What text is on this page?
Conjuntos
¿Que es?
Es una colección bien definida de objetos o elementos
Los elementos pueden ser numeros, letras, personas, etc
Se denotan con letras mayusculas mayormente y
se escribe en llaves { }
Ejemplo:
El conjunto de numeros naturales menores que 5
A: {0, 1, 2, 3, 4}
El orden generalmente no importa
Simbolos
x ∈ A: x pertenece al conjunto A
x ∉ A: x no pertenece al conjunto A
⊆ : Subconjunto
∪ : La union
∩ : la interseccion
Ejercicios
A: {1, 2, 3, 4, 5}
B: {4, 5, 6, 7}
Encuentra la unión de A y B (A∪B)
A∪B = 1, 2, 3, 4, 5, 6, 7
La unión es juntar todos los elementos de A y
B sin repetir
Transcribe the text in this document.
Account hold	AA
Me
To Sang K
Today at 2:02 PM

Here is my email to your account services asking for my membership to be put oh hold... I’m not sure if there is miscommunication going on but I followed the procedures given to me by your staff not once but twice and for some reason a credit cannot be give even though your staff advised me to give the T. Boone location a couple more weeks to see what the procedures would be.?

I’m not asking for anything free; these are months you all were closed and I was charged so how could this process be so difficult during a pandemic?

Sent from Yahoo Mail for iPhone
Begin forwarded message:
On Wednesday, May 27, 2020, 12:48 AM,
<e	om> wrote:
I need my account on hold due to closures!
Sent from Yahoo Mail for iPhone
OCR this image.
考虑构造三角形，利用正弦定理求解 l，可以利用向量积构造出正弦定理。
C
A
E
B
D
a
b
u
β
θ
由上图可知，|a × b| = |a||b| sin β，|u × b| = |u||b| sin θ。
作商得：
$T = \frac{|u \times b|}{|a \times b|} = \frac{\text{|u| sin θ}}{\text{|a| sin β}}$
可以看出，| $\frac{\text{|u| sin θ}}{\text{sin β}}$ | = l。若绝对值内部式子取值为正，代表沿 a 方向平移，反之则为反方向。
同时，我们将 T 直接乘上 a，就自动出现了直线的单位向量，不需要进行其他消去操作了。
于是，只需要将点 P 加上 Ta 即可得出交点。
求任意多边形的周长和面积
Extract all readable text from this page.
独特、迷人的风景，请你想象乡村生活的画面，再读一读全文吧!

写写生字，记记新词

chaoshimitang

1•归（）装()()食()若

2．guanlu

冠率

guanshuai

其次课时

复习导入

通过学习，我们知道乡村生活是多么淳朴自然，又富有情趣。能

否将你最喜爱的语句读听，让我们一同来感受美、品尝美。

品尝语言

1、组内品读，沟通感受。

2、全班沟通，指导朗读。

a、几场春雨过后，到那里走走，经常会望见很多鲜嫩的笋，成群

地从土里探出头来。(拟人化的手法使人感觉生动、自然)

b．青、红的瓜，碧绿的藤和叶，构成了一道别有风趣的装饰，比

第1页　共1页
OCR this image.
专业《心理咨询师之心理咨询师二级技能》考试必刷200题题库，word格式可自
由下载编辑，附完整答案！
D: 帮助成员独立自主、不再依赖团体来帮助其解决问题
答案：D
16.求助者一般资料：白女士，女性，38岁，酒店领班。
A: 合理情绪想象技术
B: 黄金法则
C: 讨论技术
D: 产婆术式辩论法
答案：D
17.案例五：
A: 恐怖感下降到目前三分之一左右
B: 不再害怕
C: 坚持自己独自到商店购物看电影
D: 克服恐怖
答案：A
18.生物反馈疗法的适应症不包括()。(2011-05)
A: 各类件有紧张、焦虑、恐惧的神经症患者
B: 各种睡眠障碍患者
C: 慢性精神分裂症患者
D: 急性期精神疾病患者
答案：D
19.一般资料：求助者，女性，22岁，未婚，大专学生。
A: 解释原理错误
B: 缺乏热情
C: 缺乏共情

──────────

# Exercise prompt
From the data above, show each line that contains "page".

# Task output
What text is on this page?
Extract all readable text from this page.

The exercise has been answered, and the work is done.